=== Data in this exercise ===
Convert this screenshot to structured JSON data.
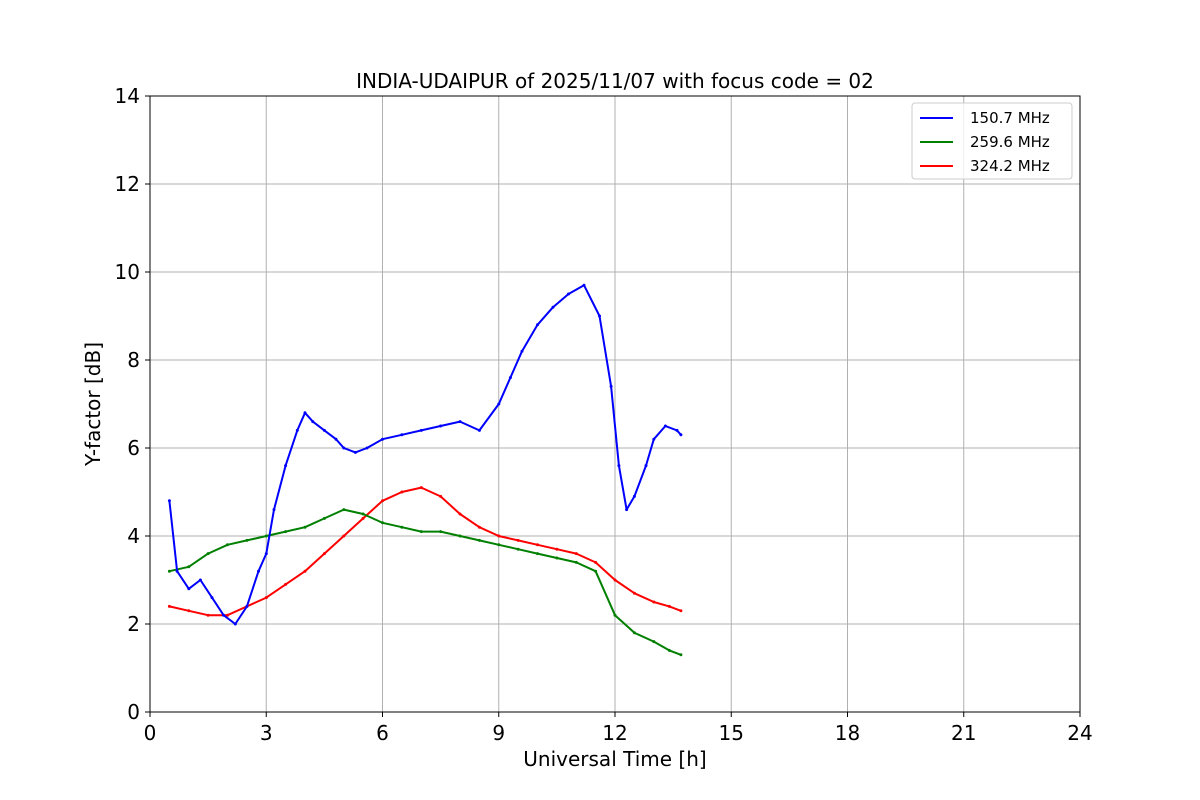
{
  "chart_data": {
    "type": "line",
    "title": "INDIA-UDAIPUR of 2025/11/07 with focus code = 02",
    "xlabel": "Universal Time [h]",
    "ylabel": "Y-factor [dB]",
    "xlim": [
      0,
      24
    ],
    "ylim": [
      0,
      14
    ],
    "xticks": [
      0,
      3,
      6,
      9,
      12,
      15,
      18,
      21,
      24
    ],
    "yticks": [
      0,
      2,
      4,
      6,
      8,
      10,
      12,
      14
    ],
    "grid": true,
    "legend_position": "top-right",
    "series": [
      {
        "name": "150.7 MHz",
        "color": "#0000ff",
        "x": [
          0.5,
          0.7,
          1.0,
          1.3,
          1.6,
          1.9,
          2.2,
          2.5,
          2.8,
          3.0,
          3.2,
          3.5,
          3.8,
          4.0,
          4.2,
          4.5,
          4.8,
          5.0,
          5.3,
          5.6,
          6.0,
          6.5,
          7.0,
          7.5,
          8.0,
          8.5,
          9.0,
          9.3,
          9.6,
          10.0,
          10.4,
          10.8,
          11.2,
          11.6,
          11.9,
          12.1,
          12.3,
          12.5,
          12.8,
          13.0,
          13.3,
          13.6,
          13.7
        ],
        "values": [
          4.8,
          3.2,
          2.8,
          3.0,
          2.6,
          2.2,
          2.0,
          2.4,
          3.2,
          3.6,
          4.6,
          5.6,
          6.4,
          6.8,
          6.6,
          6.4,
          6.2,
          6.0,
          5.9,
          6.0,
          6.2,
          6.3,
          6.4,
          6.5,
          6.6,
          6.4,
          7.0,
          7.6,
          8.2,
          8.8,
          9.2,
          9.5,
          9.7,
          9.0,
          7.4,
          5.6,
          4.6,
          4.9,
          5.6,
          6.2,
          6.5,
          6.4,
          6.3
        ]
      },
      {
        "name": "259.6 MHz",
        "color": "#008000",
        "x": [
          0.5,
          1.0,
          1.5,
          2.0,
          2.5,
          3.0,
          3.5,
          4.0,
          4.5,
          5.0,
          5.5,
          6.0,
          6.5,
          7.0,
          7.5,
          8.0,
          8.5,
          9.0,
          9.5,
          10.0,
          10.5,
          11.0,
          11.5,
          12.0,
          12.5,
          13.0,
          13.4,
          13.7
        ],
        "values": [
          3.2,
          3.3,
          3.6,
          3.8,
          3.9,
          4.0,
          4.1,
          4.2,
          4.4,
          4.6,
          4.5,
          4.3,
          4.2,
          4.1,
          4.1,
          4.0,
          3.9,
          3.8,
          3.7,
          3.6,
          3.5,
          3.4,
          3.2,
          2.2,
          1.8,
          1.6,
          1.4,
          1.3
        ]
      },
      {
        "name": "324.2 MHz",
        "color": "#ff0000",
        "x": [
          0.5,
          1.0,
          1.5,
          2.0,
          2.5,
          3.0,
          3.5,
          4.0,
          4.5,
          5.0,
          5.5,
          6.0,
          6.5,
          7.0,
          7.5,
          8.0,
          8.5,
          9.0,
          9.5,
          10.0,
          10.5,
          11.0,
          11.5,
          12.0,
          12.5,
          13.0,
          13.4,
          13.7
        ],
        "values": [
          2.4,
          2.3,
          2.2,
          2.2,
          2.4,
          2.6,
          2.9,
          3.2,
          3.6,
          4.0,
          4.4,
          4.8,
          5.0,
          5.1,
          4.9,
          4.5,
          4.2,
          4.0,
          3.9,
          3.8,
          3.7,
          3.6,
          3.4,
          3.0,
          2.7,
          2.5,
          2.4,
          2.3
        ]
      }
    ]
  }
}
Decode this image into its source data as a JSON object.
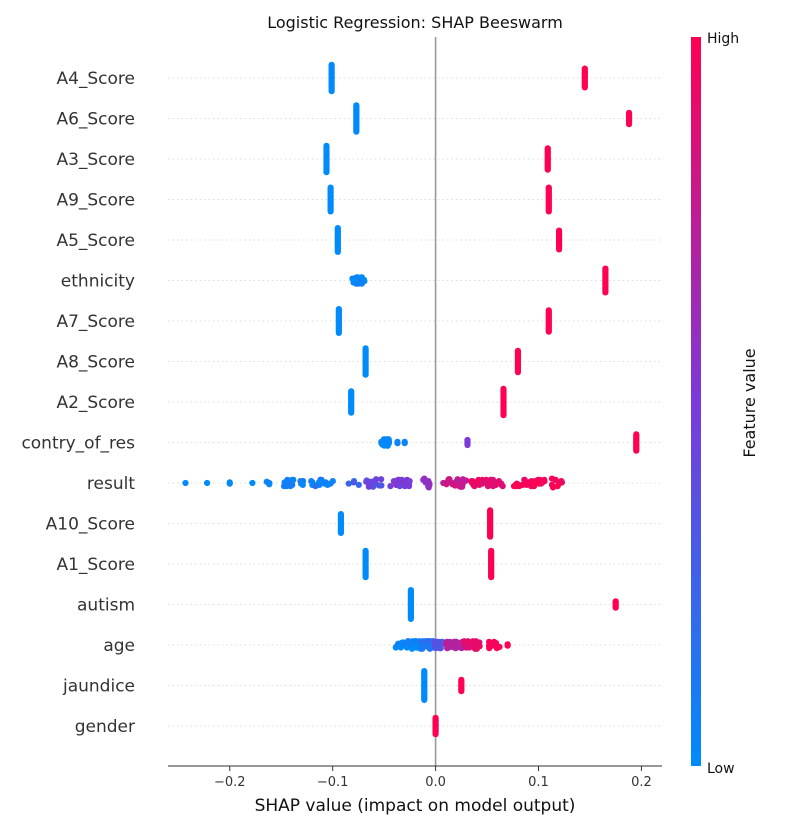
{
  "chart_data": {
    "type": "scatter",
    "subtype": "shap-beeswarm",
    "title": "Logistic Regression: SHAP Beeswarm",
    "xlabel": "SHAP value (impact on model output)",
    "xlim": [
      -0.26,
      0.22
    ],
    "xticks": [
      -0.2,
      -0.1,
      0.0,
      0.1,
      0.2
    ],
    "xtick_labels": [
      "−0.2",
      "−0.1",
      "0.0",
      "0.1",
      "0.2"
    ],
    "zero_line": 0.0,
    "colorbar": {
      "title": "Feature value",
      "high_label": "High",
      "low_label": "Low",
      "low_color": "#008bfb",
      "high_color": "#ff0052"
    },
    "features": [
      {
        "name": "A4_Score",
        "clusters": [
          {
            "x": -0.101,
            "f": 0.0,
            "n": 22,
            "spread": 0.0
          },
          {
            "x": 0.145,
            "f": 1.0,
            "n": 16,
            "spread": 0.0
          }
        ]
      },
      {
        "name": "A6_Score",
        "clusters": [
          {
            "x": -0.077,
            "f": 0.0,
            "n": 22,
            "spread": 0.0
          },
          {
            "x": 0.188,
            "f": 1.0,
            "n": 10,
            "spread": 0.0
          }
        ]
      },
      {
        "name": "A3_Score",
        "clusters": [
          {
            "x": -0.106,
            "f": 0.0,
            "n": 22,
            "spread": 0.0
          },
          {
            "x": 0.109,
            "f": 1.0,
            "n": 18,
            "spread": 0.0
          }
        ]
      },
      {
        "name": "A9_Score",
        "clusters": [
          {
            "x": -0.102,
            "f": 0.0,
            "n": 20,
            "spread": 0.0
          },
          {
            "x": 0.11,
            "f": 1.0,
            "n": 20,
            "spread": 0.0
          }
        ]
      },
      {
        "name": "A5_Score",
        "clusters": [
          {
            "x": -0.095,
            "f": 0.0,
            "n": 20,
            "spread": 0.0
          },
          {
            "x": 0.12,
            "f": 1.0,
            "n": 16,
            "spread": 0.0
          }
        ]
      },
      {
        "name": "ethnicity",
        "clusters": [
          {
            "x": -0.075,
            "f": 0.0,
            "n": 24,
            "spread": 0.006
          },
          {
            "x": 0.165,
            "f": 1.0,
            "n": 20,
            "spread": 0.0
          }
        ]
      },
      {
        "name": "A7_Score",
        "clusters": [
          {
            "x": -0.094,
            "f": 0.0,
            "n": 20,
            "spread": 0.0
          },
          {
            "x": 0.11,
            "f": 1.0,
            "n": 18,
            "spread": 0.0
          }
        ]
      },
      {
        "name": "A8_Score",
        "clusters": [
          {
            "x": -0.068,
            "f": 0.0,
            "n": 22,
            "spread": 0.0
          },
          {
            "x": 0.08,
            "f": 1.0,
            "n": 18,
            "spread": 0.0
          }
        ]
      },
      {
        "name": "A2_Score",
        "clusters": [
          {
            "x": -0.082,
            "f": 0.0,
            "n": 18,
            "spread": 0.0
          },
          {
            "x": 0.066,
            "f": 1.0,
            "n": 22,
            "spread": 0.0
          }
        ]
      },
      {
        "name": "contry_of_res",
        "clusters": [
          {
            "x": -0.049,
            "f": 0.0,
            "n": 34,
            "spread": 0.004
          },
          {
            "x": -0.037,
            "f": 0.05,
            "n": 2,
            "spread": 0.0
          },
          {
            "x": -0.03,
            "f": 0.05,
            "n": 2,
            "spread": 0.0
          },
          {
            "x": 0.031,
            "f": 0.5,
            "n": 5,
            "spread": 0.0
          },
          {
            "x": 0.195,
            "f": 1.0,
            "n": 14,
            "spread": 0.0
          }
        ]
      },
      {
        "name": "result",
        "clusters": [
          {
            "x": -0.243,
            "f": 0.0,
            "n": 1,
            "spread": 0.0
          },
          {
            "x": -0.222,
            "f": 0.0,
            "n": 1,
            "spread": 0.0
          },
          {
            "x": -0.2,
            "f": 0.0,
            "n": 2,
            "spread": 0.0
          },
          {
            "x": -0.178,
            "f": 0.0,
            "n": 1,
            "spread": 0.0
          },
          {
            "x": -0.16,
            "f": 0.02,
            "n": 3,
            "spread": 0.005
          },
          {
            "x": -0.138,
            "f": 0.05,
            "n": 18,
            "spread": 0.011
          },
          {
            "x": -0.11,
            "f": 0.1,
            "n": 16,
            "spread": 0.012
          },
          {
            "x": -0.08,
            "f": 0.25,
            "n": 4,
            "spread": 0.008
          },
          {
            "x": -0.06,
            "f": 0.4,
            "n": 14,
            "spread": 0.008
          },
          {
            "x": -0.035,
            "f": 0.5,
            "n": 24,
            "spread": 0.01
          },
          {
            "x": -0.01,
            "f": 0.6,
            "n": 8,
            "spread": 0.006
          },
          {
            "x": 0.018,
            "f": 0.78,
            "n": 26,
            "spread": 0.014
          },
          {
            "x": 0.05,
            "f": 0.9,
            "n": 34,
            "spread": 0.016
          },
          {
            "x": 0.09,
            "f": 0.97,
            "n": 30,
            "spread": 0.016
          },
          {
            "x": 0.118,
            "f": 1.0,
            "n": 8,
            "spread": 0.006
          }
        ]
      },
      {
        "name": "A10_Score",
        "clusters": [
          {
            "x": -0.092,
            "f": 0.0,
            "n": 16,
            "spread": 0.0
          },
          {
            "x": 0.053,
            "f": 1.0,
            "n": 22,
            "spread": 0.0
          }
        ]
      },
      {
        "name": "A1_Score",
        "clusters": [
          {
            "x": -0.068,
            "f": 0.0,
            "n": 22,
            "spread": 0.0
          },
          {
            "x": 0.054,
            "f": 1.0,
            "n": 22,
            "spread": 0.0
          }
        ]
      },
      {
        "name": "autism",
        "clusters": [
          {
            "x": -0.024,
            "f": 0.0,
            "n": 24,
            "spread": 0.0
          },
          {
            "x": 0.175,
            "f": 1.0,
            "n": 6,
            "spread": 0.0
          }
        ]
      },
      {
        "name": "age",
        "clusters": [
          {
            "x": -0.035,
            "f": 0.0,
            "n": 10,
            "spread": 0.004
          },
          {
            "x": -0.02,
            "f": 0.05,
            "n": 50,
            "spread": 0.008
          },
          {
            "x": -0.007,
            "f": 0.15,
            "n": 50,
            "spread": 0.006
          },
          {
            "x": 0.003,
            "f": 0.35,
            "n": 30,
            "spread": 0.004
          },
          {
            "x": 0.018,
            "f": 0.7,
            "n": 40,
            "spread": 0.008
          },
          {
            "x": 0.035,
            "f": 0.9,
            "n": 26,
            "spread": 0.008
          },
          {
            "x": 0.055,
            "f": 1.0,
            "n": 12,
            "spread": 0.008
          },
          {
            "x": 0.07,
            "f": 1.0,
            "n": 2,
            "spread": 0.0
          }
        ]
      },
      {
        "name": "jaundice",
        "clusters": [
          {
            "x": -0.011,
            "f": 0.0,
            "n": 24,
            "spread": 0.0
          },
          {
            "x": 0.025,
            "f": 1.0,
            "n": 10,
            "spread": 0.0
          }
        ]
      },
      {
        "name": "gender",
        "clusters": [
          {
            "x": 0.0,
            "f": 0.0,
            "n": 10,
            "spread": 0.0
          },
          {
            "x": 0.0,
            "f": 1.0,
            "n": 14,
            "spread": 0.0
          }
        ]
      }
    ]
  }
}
===
[Task directions] Every line of the records that includes the word "JSON" should be gathered.

[Result]
Convert this screenshot to structured JSON data.
Decode this image into its source data as a JSON object.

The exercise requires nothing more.